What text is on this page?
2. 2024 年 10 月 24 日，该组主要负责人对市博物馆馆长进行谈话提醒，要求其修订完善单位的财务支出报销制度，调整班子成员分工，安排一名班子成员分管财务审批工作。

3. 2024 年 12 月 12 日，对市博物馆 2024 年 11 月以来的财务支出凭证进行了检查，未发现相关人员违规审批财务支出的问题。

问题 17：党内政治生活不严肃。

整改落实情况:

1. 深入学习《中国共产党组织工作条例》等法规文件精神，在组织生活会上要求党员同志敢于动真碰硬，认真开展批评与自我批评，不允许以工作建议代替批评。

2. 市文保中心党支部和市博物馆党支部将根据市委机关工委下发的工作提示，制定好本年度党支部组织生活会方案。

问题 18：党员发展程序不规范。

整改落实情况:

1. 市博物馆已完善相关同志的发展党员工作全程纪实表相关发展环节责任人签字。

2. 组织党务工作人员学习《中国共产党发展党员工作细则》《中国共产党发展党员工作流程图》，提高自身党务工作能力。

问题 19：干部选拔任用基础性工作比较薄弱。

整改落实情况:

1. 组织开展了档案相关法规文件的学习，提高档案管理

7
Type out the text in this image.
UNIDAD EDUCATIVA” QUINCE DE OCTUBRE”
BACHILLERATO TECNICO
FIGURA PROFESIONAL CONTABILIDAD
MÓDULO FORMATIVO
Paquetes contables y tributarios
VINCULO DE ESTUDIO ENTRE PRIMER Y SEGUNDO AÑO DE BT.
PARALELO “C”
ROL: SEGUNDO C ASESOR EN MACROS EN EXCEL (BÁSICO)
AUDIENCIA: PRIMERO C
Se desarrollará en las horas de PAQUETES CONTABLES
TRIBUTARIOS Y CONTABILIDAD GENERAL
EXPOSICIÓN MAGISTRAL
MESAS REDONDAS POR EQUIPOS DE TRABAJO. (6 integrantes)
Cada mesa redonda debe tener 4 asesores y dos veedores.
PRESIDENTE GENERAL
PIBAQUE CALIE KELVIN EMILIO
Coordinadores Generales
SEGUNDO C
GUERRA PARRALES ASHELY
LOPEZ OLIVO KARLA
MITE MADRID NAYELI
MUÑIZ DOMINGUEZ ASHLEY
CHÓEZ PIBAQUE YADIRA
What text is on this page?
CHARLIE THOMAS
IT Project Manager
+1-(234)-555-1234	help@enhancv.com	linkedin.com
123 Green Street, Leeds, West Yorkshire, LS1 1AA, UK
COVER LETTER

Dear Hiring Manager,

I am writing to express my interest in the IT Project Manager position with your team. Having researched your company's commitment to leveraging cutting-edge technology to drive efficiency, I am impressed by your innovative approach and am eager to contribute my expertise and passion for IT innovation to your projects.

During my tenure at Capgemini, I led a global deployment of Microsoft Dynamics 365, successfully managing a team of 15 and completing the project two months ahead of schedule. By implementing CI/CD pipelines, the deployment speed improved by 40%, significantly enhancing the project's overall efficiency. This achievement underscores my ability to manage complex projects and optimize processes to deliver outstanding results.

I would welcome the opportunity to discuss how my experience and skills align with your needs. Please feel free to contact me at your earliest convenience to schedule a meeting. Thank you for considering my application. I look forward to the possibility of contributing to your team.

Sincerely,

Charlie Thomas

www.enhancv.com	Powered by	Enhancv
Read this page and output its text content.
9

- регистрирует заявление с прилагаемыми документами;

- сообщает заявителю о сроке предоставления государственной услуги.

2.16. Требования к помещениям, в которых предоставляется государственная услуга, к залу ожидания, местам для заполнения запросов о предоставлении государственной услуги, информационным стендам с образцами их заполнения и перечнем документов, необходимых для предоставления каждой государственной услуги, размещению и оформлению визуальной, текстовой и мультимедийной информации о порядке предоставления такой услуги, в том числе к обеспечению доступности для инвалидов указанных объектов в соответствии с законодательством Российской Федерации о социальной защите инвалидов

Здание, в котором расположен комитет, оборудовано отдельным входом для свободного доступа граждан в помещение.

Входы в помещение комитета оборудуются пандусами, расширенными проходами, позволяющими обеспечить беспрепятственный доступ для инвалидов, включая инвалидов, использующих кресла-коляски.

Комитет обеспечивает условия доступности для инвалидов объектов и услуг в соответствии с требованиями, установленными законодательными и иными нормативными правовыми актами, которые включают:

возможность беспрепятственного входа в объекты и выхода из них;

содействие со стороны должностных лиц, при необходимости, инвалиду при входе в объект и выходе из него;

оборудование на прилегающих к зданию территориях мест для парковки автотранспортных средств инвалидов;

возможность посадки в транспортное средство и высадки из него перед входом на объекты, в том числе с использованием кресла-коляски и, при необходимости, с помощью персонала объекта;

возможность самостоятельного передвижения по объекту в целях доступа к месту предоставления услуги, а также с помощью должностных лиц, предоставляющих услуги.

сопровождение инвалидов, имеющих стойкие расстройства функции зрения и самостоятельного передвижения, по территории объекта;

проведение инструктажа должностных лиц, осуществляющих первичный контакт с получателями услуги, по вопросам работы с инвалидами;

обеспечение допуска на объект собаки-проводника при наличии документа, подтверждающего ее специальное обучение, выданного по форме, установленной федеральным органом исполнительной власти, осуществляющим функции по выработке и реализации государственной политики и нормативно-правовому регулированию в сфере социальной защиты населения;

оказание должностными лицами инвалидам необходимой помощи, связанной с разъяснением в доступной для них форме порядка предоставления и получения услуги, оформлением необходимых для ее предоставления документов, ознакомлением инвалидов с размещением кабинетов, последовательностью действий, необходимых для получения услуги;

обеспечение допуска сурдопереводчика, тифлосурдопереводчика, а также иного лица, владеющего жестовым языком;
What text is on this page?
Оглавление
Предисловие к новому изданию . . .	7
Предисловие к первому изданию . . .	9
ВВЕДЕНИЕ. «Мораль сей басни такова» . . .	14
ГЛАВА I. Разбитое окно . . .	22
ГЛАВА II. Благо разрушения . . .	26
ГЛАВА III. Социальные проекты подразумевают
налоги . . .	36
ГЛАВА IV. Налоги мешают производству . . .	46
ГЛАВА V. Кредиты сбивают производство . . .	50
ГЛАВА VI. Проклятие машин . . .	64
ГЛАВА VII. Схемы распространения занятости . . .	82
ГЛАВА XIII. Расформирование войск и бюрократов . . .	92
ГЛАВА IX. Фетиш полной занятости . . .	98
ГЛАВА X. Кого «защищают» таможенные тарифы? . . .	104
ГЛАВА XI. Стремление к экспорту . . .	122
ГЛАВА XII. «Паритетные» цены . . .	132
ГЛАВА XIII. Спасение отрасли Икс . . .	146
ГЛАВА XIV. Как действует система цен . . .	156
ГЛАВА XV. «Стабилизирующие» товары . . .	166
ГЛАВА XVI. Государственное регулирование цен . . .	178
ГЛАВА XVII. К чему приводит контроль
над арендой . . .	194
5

§ **WHAT THIS TASK INVOLVES**
For each line of the listing that holds the word "допуска", show that line.

§ **TASK RESPONSE**
обеспечение допуска на объект собаки-проводника при наличии документа, подтверждающего ее специальное обучение, выданного по форме, установленной федеральным органом исполнительной власти, осуществляющим функции по выработке и реализации государственной политики и нормативно-правовому регулированию в сфере социальной защиты населения;
обеспечение допуска сурдопереводчика, тифлосурдопереводчика, а также иного лица, владеющего жестовым языком;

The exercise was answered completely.